(Source passage)

○ ○ ○ ○

Nicholas Quah. Podcast Critic, Vulture. Writes the 1.5x Speed newsletter. Creator, Hot Pod. Contributor, Fresh Air. Member, Peabody Awards Board of Jurors.
Nicholas Quah. Podcast Critic, Vulture. Writes the 1.5x Speed newsletter. Creator, Hot Pod. Contributor, Fresh Air. Member, Peabody Awards Board of Jurors.
To be a morally sensitive sports fan is to be a pretzel. On the one hand, you hold in your head all the reasons that should keep you at a remove from feeling so vociferously about professional sports: that it’s inherently trivial, many if not all modern sports structures are built on truly horrible systems, and almost all varieties of pro sports (at their best) are often exceptionally depressing expressions of extreme wealth inequality. On the other hand, your heart flutters for the game.
The next couple of months will magnify this dilemma for sports fans. The 2022 World Cup is two Sundays away, which means another week and change to mull over whether you’re actually going to tune in given the moral and ethical weight attached to the tournament’s staging in Qatar: The whole event has become a soft-power battleground in a broader context of dark, shady geopolitics, and thousands of migrant workers have died as part of the labor pool building stadium infrastructure over the past decade. It’s a sin and a tragedy so immense that it’s hard to comprehend.
Here in podcastland, you can see the challenge of ethically sourced sports fandom appear most directly as the subject of World Corrupt, a collaboration between Crooked Media and Men in Blazers (distributed through the former’s Pod Save the World feed), which features hosts Tommy Vietor and Roger Bennett talking through the circumstances around Qatar winning the World Cup bid, the broader “sportswashing” political phenomenon, and the growing unease of being a sports fan in general. It’s hard to think of it as a project that’s going to change any minds — alas, such are the challenges for persuasion in the modern on-demand media paradigm — but consider it an opportunity to go a little deeper into the issues at play for those already predisposed to a skeptical view of sports.
Similar meditations on the complications of modern soccer fandom are set to appear in The Last Cup/La última copa, a docuseries from Futuro Studios and NPR about Argentinian GOAT Lionel Messi. The podcast, which comes out tomorrow, takes a deep dive into the meaning and identity of Messi, who possesses a thorny relationship with Argentina given his migration history. There’s a memoiristic element to this project: Jasmine Garsd, who hosts the series, wraps her own personal history around the narrative, drawing from her experience as an migrant from Argentina in the U.S, and she sees meaning in Messi’s arc and symbol. Like many of Futuro Studio’s other projects, The Last Cup is produced as a bilingual project in the sense that two simultaneous versions — one in English, one in Spanish — were constructed in parallel as opposed to one being a straightforward translation of the other.
No matter how dark the systems behind professional sports become, there will always be juice in the belief in sports as a source for stories of hope. On Friday, ESPN’s 30 for 30 Podcasts will release Pink Card, hosted by Shima Oliaee (Dolly Parton’s America), which hooks the broader interest around the World Cup onto a story about a 40-year movement in Iran to overturn a ban preventing women from attending soccer games. Much like with Garsd in The Last Cup, Oliaee’s personal story factors into the narrative driving this project as she explores how soccer fandom served as a thread connecting her immigrant family in the U.S. to their Iranian homeland.

○ ○ ○ ○

(What this exercise asks)
1) Who hosts the podcasts in the column on World Cup podcasts? List each host along with the show that host leads.
2) Answer from the column on World Cup podcasts:
(a) How many Sundays away is the 2022 World Cup?
(b) Which two outfits are behind The Last Cup/La última copa?
(c) How long has the movement in Iran to overturn the ban on women attending soccer games been going on?
3) Pick up the column on World Cup podcasts after its final sentence and continue it.
The lines that come after this are separate material with no connection to the column on World Cup podcasts.

○ ○ ○ ○

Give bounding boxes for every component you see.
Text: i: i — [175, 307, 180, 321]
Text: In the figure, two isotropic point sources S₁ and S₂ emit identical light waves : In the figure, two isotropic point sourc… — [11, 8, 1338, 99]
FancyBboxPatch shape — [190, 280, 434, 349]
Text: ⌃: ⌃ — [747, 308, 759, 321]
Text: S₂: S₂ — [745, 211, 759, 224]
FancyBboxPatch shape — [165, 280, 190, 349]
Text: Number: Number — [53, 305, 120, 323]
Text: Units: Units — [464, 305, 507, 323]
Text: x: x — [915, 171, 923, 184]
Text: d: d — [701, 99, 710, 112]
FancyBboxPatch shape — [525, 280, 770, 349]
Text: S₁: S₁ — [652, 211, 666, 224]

○ ○ ○ ○

(List of answers)
1)
Tommy Vietor: World Corrupt
Roger Bennett: World Corrupt
Jasmine Garsd: The Last Cup/La última copa
Shima Oliaee: Pink Card

2)
(a) Two Sundays.
(b) Futuro Studios and NPR.
(c) 40 years.

3)
And for those who’ve done their moral weighing and made the decision to tune in after all, there’s certainly no shortage of soccer podcasts to serve as a layer on the experience, so just pull up a search on your favorite podcast app and pick your vibe. U.S. and U.S.-inclined listeners would likely get something out of this project from The Athletic (a division of the New York Times), which tracked the U.S. men’s national soccer team’s journey back to the World Cup after its embarrassing failure to qualify in 2018. This year’s squad is said to be young and quite talented, but since it’s the U.S. men’s team we’re talking about here, it will almost certainly crash out of the group stages — or, at best, make a valiant run to the quarterfinals.
Am I going to be watching the 2022 World Cup? I’ll twist, turn, hem, haw, but yeah, probably. It’s me, hi, I’m the problem, it’s me.
More Podcast Recommendations
➽ Heads up: Unlicensed, the new audio drama from the fine folks behind Welcome to Night Vale, drops tomorrow on Audible. Set in the grungier corners of Greater Los Angeles, the series follows a private investigator and assistant setting off to solve cases so out-there that nobody else wants to touch them.
➽ Is Michael Hobbes the most interesting independent operator in podcasting? There’s something to be said about his recent activities in the open ecosystem: Last week, Hobbes, teaming up with 5-4’s Peter Shamshiri, launched a new show called If Books Could Kill. The conversational podcast instantly shot up the charts. The series is all about the widespread ideas from best sellers that may or may not have ruined our minds. The first target: Freakonomics, which, of course, is a popular podcast and audio publisher. Meanwhile, Maintenance Phase continues apace. (This is likely an appropriate time to replug my interview with Shamshiri about his recent adventures in corporate employment along with my chat with Hobbes last year after his departure from You’re Wrong About.)
➽ Speaking of You’re Wrong About, I was catching up on the show the other day and wanted to flag two recent installments: “Your Abortion Stories,” which saw the series marshalling the voices of its community in a rather Death, Sex & Money–like fashion (exhibiting a really compelling version of a possible future for the show in the process) and subscription-only bonus episode “A Tiny Concert, Just For You,” which saw host Sarah Marshall throwing some shine on Carolyn Kendrick — her producer and a talented musician.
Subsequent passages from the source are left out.